### [WORK INSTRUCTIONS]
The lines to extract start at the one containing "Read this page and output its text content." and end with the last line; give them exactly and nothing more.

Saved data entries
--------------------------------------------------

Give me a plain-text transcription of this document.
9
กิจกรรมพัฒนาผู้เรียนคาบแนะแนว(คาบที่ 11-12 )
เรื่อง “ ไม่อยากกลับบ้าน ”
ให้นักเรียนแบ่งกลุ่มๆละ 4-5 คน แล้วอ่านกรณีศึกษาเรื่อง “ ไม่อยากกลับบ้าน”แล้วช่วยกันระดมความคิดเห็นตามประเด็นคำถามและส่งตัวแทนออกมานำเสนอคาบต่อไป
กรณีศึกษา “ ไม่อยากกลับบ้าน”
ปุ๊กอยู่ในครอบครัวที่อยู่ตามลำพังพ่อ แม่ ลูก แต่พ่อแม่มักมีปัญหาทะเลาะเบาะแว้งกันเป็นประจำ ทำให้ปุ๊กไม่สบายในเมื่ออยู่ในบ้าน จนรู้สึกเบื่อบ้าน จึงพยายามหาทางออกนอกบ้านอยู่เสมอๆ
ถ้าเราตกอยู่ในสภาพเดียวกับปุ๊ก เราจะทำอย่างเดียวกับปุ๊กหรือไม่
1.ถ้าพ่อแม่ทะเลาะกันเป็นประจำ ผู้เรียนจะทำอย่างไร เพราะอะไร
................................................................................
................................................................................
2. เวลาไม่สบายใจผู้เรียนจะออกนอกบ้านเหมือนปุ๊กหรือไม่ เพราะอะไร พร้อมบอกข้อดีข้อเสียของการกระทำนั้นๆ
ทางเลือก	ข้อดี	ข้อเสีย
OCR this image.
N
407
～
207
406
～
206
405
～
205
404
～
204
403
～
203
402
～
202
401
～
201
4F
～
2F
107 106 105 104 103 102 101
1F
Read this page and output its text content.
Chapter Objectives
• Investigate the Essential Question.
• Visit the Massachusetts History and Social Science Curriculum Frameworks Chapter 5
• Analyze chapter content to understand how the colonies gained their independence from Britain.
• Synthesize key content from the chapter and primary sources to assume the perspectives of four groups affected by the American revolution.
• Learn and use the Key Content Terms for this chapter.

--------------------------------------------------

### [COMPLETE ANSWER]
Read this page and output its text content.
Chapter Objectives
• Investigate the Essential Question.
• Visit the Massachusetts History and Social Science Curriculum Frameworks Chapter 5
• Analyze chapter content to understand how the colonies gained their independence from Britain.
• Synthesize key content from the chapter and primary sources to assume the perspectives of four groups affected by the American revolution.
• Learn and use the Key Content Terms for this chapter.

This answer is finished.